### DATA PROVIDED:

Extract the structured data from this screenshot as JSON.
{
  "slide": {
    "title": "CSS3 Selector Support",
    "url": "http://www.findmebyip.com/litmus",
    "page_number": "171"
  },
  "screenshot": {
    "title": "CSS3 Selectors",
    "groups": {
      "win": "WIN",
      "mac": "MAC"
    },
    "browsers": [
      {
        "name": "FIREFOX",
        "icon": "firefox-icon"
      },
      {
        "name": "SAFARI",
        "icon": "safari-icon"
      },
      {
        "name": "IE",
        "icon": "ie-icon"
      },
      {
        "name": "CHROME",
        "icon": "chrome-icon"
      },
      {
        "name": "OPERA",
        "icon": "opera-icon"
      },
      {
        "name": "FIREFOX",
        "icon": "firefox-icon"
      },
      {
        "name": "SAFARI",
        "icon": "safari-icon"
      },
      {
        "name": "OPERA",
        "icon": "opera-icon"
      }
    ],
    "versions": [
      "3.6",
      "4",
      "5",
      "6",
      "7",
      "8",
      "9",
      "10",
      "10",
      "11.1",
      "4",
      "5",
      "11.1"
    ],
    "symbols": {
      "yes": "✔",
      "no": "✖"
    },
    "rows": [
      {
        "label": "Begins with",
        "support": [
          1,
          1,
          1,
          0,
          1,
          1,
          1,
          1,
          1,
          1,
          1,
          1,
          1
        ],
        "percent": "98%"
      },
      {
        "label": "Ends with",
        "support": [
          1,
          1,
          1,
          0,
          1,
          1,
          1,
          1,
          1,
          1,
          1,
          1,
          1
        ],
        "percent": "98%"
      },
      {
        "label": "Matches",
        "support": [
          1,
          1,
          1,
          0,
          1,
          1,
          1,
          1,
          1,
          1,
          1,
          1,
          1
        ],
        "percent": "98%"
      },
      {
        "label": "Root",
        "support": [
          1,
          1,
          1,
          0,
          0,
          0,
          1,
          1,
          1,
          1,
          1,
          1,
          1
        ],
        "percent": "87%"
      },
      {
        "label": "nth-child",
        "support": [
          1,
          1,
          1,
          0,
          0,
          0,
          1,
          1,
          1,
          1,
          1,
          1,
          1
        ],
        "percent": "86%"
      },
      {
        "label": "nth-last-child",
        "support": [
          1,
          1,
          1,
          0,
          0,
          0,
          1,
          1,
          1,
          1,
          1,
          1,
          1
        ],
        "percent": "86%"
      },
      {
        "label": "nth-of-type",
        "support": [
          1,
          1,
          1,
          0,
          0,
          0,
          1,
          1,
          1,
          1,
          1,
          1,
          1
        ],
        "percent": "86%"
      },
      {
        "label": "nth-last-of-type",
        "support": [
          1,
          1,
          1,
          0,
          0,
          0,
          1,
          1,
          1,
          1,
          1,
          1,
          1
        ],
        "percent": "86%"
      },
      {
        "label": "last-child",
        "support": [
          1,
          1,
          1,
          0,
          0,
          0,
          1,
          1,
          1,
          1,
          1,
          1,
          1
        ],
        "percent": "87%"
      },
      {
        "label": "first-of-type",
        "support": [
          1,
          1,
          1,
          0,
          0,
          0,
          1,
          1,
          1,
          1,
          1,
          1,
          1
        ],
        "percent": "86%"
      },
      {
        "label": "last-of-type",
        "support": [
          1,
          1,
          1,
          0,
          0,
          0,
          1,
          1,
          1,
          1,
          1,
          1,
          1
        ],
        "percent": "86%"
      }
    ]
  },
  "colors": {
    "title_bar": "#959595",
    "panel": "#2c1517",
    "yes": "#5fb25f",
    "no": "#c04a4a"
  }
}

### REQUIREMENT:
Determine how many lines of the material include the string "last". Output only that count.

### RESULT:
4